● **DIRECTION**
Gather each line containing the string "name" from these entries.

___ MATERIAL SHOWN ___

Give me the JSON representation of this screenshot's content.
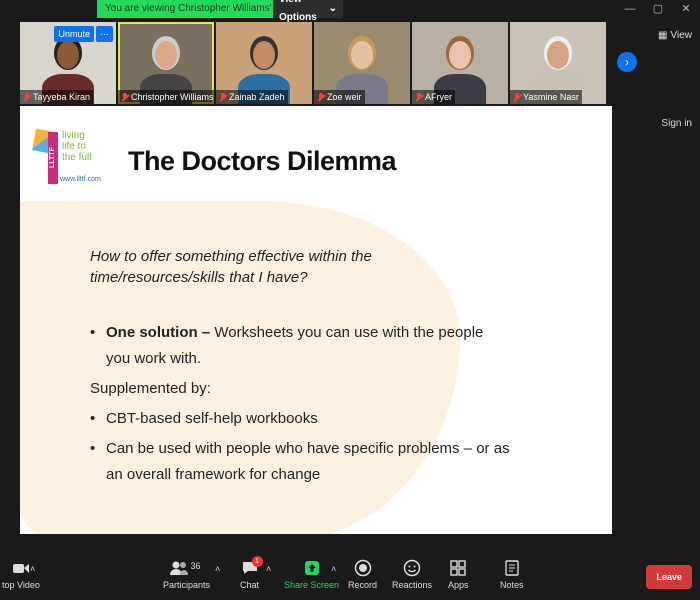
{
  "banner": {
    "message": "You are viewing Christopher Williams' screen",
    "options_label": "View Options"
  },
  "window_controls": [
    "—",
    "▢",
    "✕"
  ],
  "gallery": {
    "participants": [
      {
        "name": "Tayyeba Kiran",
        "skin": "#8a5a3c",
        "hair": "#222",
        "shirt": "#6b2a2a",
        "bg": "#d8d5cc"
      },
      {
        "name": "Christopher Williams",
        "skin": "#d9a98a",
        "hair": "#ccc",
        "shirt": "#444",
        "bg": "#7a7060",
        "active": true
      },
      {
        "name": "Zainab Zadeh",
        "skin": "#c48a6a",
        "hair": "#333",
        "shirt": "#2d6fa3",
        "bg": "#caa27a"
      },
      {
        "name": "Zoe weir",
        "skin": "#e6c1a3",
        "hair": "#c89a5a",
        "shirt": "#7a7a8a",
        "bg": "#9a8a70"
      },
      {
        "name": "AFryer",
        "skin": "#e8c4ae",
        "hair": "#a0663a",
        "shirt": "#3c3c44",
        "bg": "#b9b0a5"
      },
      {
        "name": "Yasmine Nasr",
        "skin": "#d6a383",
        "hair": "#eee",
        "shirt": "#c9c2b4",
        "bg": "#c8c3b6"
      }
    ],
    "unmute_label": "Unmute",
    "more_label": "···",
    "next_label": "›"
  },
  "side": {
    "view_label": "View",
    "signin_label": "Sign in"
  },
  "slide": {
    "logo": {
      "bar_text": "LLTTF",
      "tag_lines": [
        "living",
        "life to",
        "the full"
      ],
      "url": "www.llttf.com"
    },
    "title": "The Doctors Dilemma",
    "question": "How to offer something effective within the time/resources/skills that I have?",
    "bullet1_bold": "One solution –",
    "bullet1_rest": " Worksheets you can use with the people you work with.",
    "supplemented": "Supplemented by:",
    "bullet2": "CBT-based self-help workbooks",
    "bullet3": "Can be used with people who have specific problems – or as an overall framework for change"
  },
  "toolbar": {
    "stop_video": "top Video",
    "participants": "Participants",
    "participants_count": "36",
    "chat": "Chat",
    "chat_badge": "1",
    "share_screen": "Share Screen",
    "record": "Record",
    "reactions": "Reactions",
    "apps": "Apps",
    "notes": "Notes",
    "leave": "Leave"
  }
}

___

● **ANSWER TO THE TASK**
        "name": "Tayyeba Kiran",
        "name": "Christopher Williams",
        "name": "Zainab Zadeh",
        "name": "Zoe weir",
        "name": "AFryer",
        "name": "Yasmine Nasr",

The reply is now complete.